#### Information supplied:

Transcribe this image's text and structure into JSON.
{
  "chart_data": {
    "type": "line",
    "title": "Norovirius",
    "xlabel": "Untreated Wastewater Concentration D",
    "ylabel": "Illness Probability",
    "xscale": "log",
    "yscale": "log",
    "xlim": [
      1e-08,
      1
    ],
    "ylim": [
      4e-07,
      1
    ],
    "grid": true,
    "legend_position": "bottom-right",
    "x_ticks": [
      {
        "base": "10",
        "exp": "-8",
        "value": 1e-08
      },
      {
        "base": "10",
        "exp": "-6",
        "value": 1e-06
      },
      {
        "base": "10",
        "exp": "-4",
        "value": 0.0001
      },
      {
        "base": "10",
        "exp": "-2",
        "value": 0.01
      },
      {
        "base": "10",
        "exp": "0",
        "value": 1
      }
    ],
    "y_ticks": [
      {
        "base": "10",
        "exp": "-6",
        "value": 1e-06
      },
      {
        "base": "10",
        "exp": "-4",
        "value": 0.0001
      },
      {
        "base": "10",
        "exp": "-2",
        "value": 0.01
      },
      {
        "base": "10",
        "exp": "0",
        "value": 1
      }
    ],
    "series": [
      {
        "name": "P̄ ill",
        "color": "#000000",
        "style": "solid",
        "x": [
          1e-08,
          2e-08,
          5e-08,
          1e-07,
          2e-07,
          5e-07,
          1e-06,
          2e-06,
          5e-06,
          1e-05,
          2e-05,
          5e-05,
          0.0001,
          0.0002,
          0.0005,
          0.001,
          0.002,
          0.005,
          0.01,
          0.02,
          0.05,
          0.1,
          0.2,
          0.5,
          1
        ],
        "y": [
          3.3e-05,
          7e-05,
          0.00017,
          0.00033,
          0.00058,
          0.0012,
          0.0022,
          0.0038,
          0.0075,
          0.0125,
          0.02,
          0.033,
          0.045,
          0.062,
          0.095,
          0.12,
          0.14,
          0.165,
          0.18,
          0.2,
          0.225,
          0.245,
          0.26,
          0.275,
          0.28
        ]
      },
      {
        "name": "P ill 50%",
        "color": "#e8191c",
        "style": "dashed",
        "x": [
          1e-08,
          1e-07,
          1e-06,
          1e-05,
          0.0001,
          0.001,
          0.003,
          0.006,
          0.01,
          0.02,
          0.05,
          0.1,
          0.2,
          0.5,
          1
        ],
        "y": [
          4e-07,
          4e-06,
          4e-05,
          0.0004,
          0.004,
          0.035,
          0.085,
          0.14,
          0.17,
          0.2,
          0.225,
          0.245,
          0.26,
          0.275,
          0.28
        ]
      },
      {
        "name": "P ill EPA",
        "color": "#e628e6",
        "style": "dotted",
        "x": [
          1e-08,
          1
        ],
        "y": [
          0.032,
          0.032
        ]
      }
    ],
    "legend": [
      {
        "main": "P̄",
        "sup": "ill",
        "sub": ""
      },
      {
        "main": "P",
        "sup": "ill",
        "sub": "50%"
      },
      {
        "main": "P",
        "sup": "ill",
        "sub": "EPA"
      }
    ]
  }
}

#### Your task:
Return every line above in which the string "style" occurs.

#### Reply to the exercise:
        "style": "solid",
        "style": "dashed",
        "style": "dotted",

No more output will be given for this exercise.